## THE REQUEST
Read the data and repeat it in full, exactly.

## MATERIAL PROVIDED
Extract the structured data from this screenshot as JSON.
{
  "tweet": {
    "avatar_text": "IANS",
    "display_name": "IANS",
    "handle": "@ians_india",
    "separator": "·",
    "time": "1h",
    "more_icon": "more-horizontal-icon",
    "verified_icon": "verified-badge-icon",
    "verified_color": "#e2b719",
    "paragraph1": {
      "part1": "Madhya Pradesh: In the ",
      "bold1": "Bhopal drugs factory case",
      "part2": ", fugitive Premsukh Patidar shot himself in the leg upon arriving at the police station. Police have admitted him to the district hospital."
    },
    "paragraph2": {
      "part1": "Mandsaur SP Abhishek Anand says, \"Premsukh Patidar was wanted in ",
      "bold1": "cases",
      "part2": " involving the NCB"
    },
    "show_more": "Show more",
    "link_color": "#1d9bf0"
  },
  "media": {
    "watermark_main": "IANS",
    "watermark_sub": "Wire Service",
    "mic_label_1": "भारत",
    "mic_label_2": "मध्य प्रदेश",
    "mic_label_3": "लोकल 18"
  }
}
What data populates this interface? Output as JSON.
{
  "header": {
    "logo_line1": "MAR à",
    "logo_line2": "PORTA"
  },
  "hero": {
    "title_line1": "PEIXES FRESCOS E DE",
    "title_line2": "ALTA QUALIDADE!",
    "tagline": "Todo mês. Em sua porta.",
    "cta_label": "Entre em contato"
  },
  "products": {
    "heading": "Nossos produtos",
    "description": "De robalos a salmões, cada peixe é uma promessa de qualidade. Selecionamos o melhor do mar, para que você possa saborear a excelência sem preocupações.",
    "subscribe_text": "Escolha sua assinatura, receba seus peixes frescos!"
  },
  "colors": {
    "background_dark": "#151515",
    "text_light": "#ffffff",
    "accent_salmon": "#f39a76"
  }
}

## FINAL RESULT
Extract the structured data from this screenshot as JSON.
{
  "tweet": {
    "avatar_text": "IANS",
    "display_name": "IANS",
    "handle": "@ians_india",
    "separator": "·",
    "time": "1h",
    "more_icon": "more-horizontal-icon",
    "verified_icon": "verified-badge-icon",
    "verified_color": "#e2b719",
    "paragraph1": {
      "part1": "Madhya Pradesh: In the ",
      "bold1": "Bhopal drugs factory case",
      "part2": ", fugitive Premsukh Patidar shot himself in the leg upon arriving at the police station. Police have admitted him to the district hospital."
    },
    "paragraph2": {
      "part1": "Mandsaur SP Abhishek Anand says, \"Premsukh Patidar was wanted in ",
      "bold1": "cases",
      "part2": " involving the NCB"
    },
    "show_more": "Show more",
    "link_color": "#1d9bf0"
  },
  "media": {
    "watermark_main": "IANS",
    "watermark_sub": "Wire Service",
    "mic_label_1": "भारत",
    "mic_label_2": "मध्य प्रदेश",
    "mic_label_3": "लोकल 18"
  }
}
What data populates this interface? Output as JSON.
{
  "header": {
    "logo_line1": "MAR à",
    "logo_line2": "PORTA"
  },
  "hero": {
    "title_line1": "PEIXES FRESCOS E DE",
    "title_line2": "ALTA QUALIDADE!",
    "tagline": "Todo mês. Em sua porta.",
    "cta_label": "Entre em contato"
  },
  "products": {
    "heading": "Nossos produtos",
    "description": "De robalos a salmões, cada peixe é uma promessa de qualidade. Selecionamos o melhor do mar, para que você possa saborear a excelência sem preocupações.",
    "subscribe_text": "Escolha sua assinatura, receba seus peixes frescos!"
  },
  "colors": {
    "background_dark": "#151515",
    "text_light": "#ffffff",
    "accent_salmon": "#f39a76"
  }
}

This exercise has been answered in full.